短い課題:
以下の記録の各行を1つの文字列とし、JSONのリストに書き換える。空行は除き、すべての記録を対象とする。

提供された情報:
_ _ _ _
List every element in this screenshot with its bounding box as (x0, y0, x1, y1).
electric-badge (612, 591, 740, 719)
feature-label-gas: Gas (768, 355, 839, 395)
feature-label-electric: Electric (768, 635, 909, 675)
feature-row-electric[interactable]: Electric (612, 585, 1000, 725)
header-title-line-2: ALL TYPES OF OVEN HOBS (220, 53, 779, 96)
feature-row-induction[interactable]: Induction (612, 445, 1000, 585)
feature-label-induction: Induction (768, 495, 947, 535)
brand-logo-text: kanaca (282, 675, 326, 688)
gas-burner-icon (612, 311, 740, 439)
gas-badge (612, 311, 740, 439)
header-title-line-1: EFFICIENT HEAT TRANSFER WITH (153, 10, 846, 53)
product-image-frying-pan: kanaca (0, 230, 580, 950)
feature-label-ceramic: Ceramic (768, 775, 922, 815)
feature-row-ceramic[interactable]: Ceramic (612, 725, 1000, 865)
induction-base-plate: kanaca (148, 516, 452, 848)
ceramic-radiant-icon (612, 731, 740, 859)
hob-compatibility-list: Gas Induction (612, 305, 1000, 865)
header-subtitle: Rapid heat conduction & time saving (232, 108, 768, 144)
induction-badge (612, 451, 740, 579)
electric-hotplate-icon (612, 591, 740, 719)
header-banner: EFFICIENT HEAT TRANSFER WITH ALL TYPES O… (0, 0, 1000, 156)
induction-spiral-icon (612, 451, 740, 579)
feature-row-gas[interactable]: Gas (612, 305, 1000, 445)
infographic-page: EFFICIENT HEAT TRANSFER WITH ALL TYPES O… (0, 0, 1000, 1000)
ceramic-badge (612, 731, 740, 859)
_ _ _ _
課題の解答:
[
  "List every element in this screenshot with its bounding box as (x0, y0, x1, y1).",
  "electric-badge (612, 591, 740, 719)",
  "feature-label-gas: Gas (768, 355, 839, 395)",
  "feature-label-electric: Electric (768, 635, 909, 675)",
  "feature-row-electric[interactable]: Electric (612, 585, 1000, 725)",
  "header-title-line-2: ALL TYPES OF OVEN HOBS (220, 53, 779, 96)",
  "feature-row-induction[interactable]: Induction (612, 445, 1000, 585)",
  "feature-label-induction: Induction (768, 495, 947, 535)",
  "brand-logo-text: kanaca (282, 675, 326, 688)",
  "gas-burner-icon (612, 311, 740, 439)",
  "gas-badge (612, 311, 740, 439)",
  "header-title-line-1: EFFICIENT HEAT TRANSFER WITH (153, 10, 846, 53)",
  "product-image-frying-pan: kanaca (0, 230, 580, 950)",
  "feature-label-ceramic: Ceramic (768, 775, 922, 815)",
  "feature-row-ceramic[interactable]: Ceramic (612, 725, 1000, 865)",
  "induction-base-plate: kanaca (148, 516, 452, 848)",
  "ceramic-radiant-icon (612, 731, 740, 859)",
  "hob-compatibility-list: Gas Induction (612, 305, 1000, 865)",
  "header-subtitle: Rapid heat conduction & time saving (232, 108, 768, 144)",
  "induction-badge (612, 451, 740, 579)",
  "electric-hotplate-icon (612, 591, 740, 719)",
  "header-banner: EFFICIENT HEAT TRANSFER WITH ALL TYPES O… (0, 0, 1000, 156)",
  "induction-spiral-icon (612, 451, 740, 579)",
  "feature-row-gas[interactable]: Gas (612, 305, 1000, 445)",
  "infographic-page: EFFICIENT HEAT TRANSFER WITH ALL TYPES O… (0, 0, 1000, 1000)",
  "ceramic-badge (612, 731, 740, 859)"
]